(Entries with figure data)
________________________________________

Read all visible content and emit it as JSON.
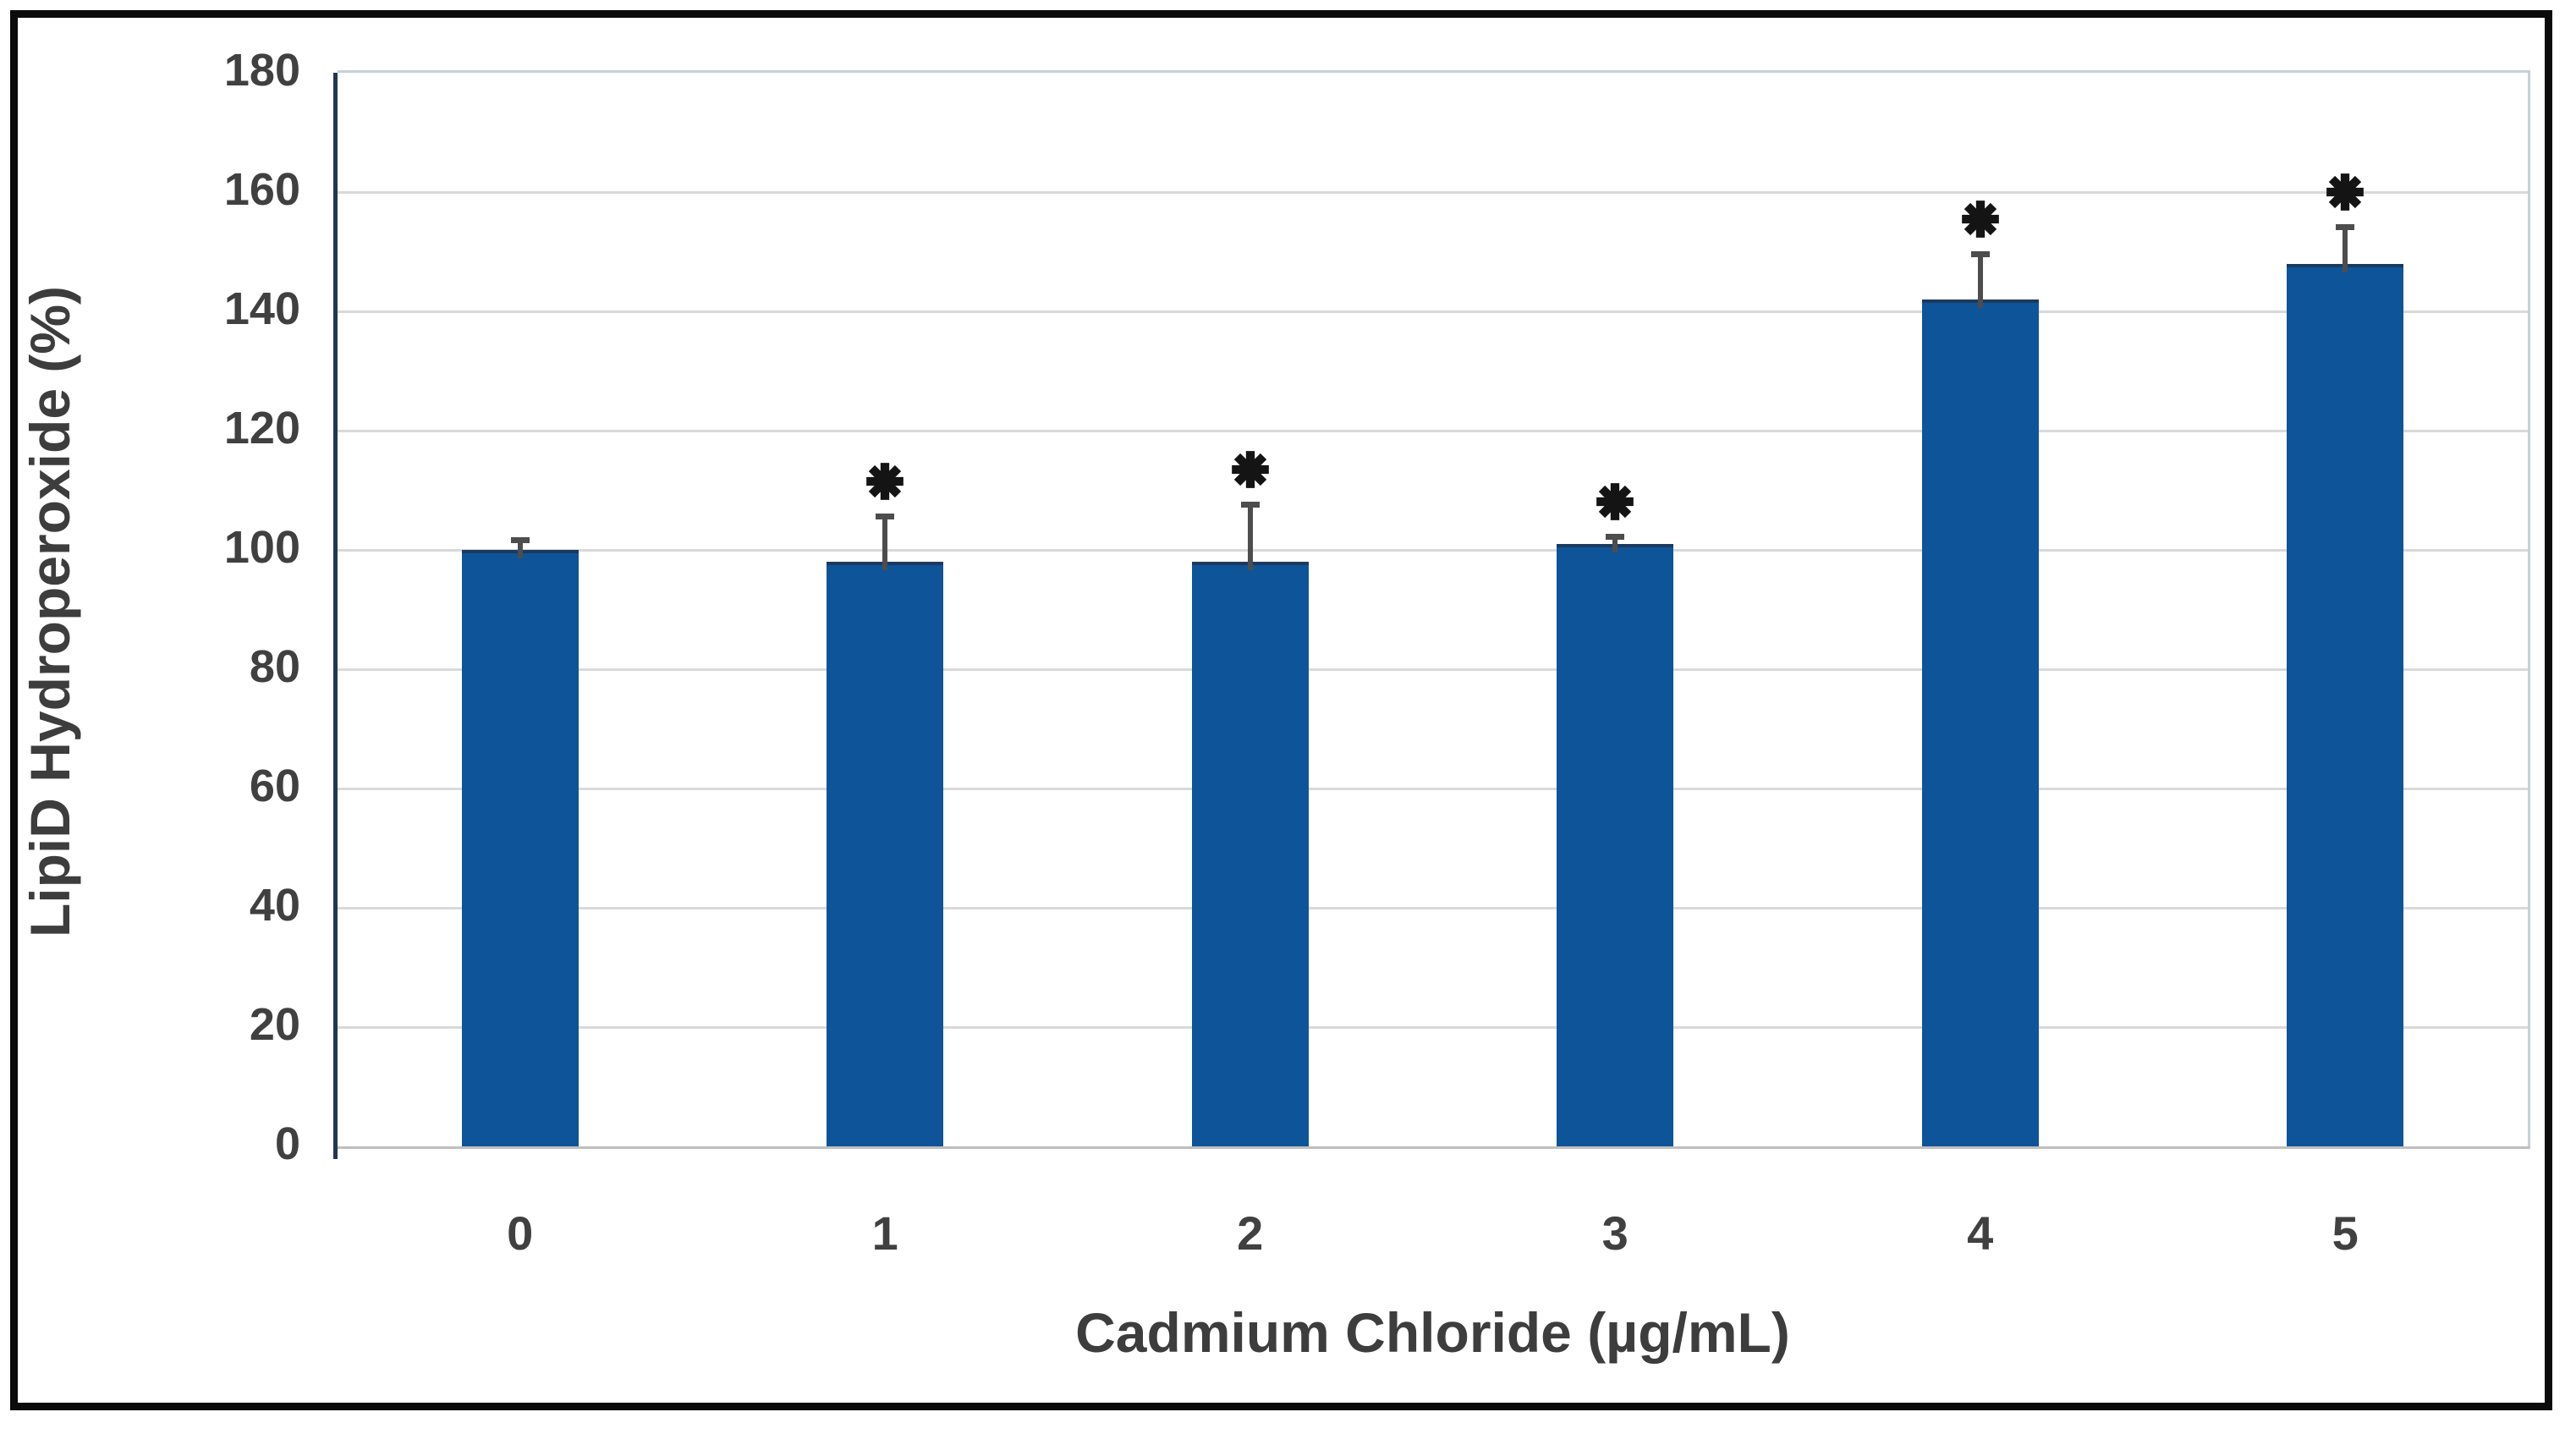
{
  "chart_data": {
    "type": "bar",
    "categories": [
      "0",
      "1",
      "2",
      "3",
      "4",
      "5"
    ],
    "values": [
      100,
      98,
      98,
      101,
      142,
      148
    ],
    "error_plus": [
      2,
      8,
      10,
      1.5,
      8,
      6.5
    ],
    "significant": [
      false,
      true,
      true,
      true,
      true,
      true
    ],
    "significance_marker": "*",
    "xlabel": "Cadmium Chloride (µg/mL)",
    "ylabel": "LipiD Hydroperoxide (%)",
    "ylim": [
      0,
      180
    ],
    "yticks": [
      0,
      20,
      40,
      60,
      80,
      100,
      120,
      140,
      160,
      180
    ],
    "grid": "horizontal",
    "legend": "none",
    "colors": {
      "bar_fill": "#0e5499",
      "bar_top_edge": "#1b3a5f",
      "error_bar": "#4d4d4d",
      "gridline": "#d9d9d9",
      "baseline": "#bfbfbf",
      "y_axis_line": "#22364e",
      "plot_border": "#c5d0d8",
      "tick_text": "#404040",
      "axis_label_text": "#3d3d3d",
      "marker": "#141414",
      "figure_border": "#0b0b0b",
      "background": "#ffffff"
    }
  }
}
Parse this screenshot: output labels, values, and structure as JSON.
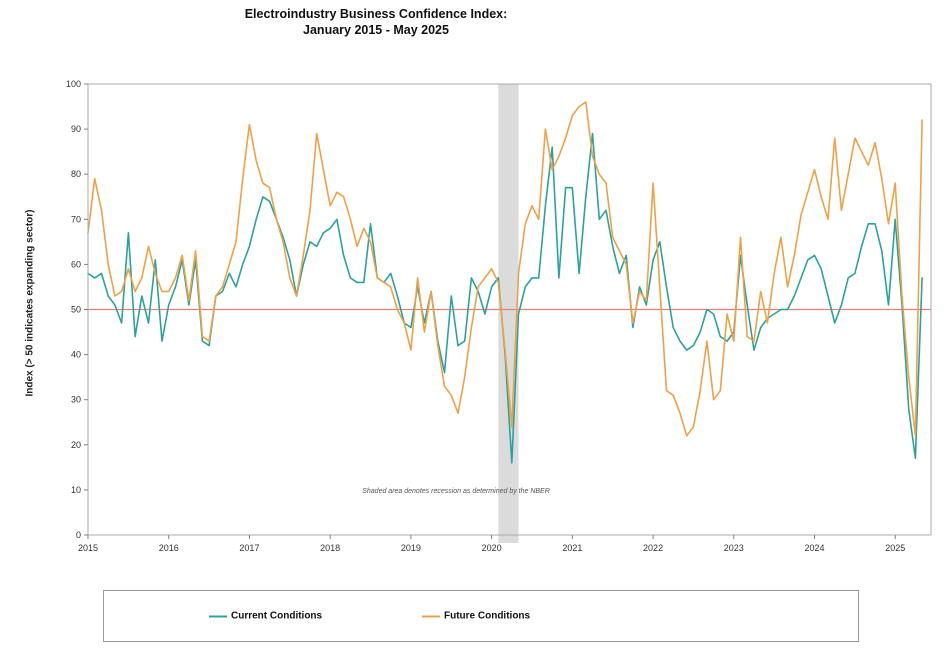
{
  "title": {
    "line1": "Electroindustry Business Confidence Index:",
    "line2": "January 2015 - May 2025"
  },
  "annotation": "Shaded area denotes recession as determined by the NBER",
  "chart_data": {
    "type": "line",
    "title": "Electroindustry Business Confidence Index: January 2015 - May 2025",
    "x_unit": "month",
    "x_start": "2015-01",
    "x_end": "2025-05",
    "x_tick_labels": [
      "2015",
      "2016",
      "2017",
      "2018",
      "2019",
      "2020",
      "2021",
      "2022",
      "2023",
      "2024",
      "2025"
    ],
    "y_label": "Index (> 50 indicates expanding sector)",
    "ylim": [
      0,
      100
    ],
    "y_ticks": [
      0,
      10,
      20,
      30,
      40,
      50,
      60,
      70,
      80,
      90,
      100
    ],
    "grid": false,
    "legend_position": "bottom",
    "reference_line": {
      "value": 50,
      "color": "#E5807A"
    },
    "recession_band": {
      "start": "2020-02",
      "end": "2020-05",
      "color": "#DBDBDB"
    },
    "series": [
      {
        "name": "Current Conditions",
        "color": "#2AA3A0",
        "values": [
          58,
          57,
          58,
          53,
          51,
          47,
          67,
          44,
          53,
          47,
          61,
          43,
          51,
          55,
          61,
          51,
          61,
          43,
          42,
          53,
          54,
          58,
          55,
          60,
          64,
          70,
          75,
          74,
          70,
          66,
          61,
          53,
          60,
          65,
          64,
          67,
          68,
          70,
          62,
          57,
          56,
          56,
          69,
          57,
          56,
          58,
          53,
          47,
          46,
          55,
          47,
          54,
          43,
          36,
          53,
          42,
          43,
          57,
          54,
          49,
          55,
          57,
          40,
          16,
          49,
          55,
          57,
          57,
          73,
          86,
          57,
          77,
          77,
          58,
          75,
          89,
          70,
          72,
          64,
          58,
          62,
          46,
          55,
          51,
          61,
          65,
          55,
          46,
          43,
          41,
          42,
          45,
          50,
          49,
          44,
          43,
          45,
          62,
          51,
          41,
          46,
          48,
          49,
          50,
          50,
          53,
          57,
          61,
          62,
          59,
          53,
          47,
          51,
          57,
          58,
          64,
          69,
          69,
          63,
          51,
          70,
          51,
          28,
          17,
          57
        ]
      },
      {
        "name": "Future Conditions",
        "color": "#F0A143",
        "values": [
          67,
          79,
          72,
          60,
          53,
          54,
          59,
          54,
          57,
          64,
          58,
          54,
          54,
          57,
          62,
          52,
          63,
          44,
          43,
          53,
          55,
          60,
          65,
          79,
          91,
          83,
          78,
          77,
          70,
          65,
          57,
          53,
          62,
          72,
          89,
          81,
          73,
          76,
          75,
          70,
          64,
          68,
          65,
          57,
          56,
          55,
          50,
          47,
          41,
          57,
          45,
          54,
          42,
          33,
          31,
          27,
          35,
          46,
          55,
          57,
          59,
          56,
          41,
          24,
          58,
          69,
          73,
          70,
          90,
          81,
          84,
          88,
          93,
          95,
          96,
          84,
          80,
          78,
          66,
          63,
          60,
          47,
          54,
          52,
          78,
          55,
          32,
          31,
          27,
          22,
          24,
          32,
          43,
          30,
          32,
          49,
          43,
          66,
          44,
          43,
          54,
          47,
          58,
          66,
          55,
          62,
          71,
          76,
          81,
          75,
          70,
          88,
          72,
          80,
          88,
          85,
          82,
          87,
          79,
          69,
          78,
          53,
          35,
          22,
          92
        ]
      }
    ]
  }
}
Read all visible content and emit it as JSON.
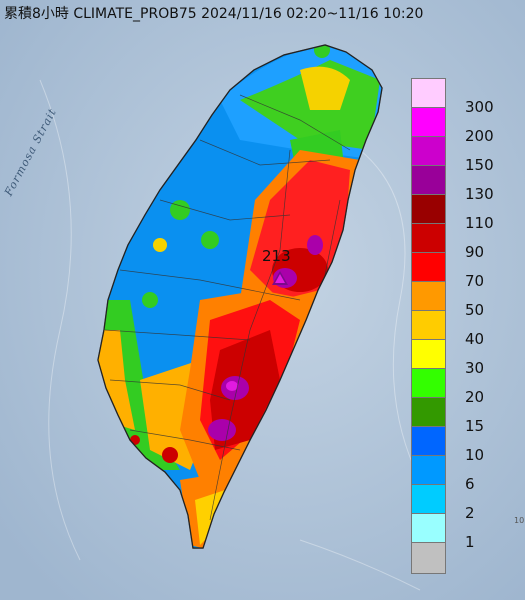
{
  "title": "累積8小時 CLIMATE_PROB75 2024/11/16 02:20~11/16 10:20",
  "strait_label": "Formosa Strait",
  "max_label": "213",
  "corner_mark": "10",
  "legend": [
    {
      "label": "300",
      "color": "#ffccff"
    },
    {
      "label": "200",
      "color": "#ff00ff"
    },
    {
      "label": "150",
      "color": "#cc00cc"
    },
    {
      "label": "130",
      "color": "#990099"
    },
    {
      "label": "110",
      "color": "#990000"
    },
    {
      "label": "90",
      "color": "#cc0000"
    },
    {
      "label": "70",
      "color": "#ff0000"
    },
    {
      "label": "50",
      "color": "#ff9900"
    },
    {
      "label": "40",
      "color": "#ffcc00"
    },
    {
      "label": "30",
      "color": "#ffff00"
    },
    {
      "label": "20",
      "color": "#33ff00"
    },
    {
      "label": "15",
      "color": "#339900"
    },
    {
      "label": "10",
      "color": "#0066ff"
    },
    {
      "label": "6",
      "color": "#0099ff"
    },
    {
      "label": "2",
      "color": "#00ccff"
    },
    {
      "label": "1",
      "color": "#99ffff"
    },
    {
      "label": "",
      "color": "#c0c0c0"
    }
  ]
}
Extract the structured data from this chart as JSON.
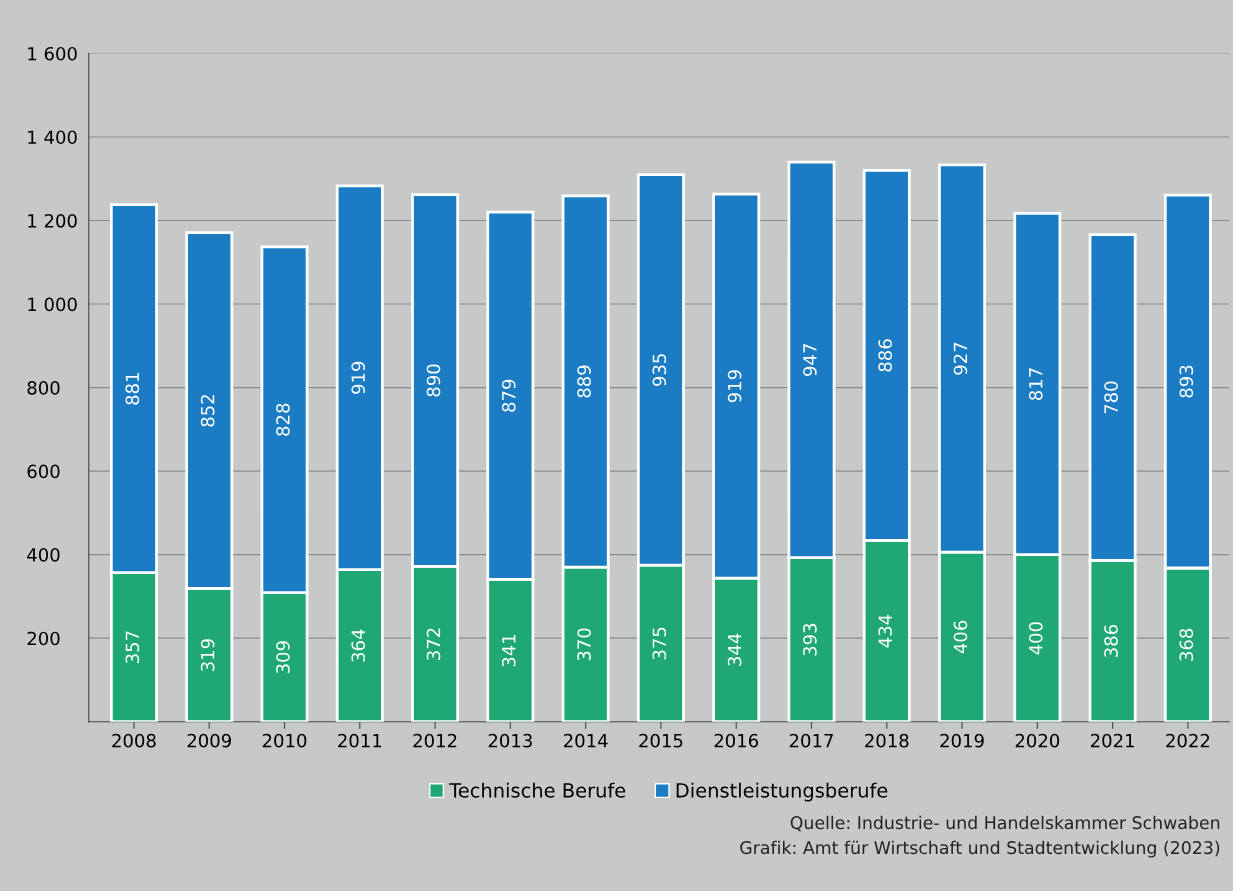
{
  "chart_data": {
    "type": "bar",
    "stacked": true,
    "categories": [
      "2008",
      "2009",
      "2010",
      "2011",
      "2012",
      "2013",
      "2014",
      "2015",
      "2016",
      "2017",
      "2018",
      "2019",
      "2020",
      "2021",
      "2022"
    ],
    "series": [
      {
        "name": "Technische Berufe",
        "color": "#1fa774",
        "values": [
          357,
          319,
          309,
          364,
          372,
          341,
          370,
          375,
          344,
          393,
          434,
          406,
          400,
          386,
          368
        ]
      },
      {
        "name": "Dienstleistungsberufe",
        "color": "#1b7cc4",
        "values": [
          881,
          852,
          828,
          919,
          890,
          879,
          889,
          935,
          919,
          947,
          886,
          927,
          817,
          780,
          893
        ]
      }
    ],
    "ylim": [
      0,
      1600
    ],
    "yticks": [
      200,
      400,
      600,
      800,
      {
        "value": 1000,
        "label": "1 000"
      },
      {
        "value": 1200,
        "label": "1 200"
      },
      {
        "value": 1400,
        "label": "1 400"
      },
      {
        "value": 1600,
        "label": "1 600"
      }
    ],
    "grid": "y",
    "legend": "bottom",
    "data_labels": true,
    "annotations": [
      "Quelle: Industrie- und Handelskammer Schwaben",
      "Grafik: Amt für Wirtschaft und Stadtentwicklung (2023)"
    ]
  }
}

________________________________________

Required task: Check each line of the material above for "Confidence" and say how many lines contain it, giving the number alone.

Full output: 2